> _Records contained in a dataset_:
----
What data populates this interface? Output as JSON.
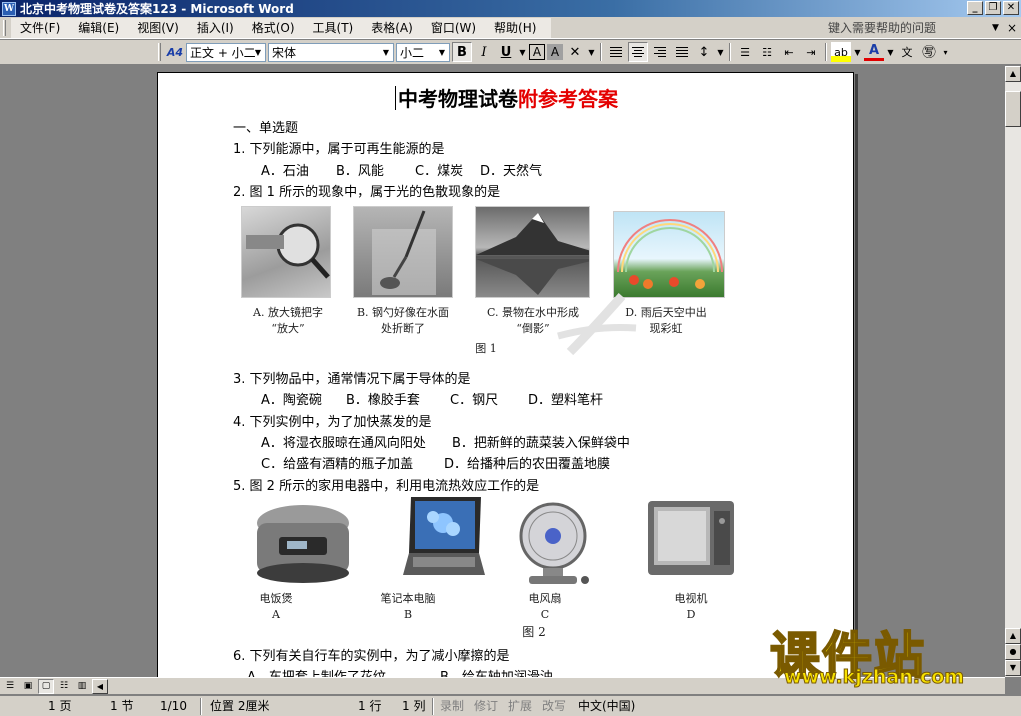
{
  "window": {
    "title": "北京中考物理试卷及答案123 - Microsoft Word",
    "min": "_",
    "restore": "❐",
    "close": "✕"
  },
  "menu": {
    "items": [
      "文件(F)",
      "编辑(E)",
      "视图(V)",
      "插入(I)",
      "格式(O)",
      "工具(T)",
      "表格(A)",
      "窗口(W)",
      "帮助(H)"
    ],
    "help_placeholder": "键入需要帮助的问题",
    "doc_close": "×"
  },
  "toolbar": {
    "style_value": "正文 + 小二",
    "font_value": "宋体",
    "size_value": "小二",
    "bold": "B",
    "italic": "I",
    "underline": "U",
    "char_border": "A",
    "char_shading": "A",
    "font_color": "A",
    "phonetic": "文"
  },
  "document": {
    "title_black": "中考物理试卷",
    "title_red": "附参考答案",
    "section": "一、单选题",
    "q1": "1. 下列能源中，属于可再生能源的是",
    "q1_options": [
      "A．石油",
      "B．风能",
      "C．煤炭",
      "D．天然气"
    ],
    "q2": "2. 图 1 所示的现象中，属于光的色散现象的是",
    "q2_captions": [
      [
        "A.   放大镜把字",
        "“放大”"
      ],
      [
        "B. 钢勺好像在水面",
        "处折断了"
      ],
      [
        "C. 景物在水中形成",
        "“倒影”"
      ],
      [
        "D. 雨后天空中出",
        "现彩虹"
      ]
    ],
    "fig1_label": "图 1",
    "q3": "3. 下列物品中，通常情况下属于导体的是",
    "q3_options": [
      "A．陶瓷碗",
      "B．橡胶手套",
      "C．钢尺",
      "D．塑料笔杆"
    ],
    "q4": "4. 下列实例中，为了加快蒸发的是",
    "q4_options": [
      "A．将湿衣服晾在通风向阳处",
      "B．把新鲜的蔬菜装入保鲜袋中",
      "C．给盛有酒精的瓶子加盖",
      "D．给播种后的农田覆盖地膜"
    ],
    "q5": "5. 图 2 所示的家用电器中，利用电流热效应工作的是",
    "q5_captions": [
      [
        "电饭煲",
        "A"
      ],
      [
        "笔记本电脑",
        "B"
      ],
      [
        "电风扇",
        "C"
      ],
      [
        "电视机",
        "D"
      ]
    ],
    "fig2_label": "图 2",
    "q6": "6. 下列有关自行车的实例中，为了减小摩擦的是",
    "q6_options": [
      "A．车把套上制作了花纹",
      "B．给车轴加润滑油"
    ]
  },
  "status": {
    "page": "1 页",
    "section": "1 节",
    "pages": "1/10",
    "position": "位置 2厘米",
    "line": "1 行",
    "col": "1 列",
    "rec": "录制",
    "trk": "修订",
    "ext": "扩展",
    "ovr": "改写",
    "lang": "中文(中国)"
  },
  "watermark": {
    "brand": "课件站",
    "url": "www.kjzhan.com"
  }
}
----
> _OBJECTIVE_: Write out the records above exactly as they stand, leaving out every picture.

> _EXERCISE OUTPUT_:
What data populates this interface? Output as JSON.
{
  "window": {
    "title": "北京中考物理试卷及答案123 - Microsoft Word",
    "min": "_",
    "restore": "❐",
    "close": "✕"
  },
  "menu": {
    "items": [
      "文件(F)",
      "编辑(E)",
      "视图(V)",
      "插入(I)",
      "格式(O)",
      "工具(T)",
      "表格(A)",
      "窗口(W)",
      "帮助(H)"
    ],
    "help_placeholder": "键入需要帮助的问题",
    "doc_close": "×"
  },
  "toolbar": {
    "style_value": "正文 + 小二",
    "font_value": "宋体",
    "size_value": "小二",
    "bold": "B",
    "italic": "I",
    "underline": "U",
    "char_border": "A",
    "char_shading": "A",
    "font_color": "A",
    "phonetic": "文"
  },
  "document": {
    "title_black": "中考物理试卷",
    "title_red": "附参考答案",
    "section": "一、单选题",
    "q1": "1. 下列能源中，属于可再生能源的是",
    "q1_options": [
      "A．石油",
      "B．风能",
      "C．煤炭",
      "D．天然气"
    ],
    "q2": "2. 图 1 所示的现象中，属于光的色散现象的是",
    "q2_captions": [
      [
        "A.   放大镜把字",
        "“放大”"
      ],
      [
        "B. 钢勺好像在水面",
        "处折断了"
      ],
      [
        "C. 景物在水中形成",
        "“倒影”"
      ],
      [
        "D. 雨后天空中出",
        "现彩虹"
      ]
    ],
    "fig1_label": "图 1",
    "q3": "3. 下列物品中，通常情况下属于导体的是",
    "q3_options": [
      "A．陶瓷碗",
      "B．橡胶手套",
      "C．钢尺",
      "D．塑料笔杆"
    ],
    "q4": "4. 下列实例中，为了加快蒸发的是",
    "q4_options": [
      "A．将湿衣服晾在通风向阳处",
      "B．把新鲜的蔬菜装入保鲜袋中",
      "C．给盛有酒精的瓶子加盖",
      "D．给播种后的农田覆盖地膜"
    ],
    "q5": "5. 图 2 所示的家用电器中，利用电流热效应工作的是",
    "q5_captions": [
      [
        "电饭煲",
        "A"
      ],
      [
        "笔记本电脑",
        "B"
      ],
      [
        "电风扇",
        "C"
      ],
      [
        "电视机",
        "D"
      ]
    ],
    "fig2_label": "图 2",
    "q6": "6. 下列有关自行车的实例中，为了减小摩擦的是",
    "q6_options": [
      "A．车把套上制作了花纹",
      "B．给车轴加润滑油"
    ]
  },
  "status": {
    "page": "1 页",
    "section": "1 节",
    "pages": "1/10",
    "position": "位置 2厘米",
    "line": "1 行",
    "col": "1 列",
    "rec": "录制",
    "trk": "修订",
    "ext": "扩展",
    "ovr": "改写",
    "lang": "中文(中国)"
  },
  "watermark": {
    "brand": "课件站",
    "url": "www.kjzhan.com"
  }
}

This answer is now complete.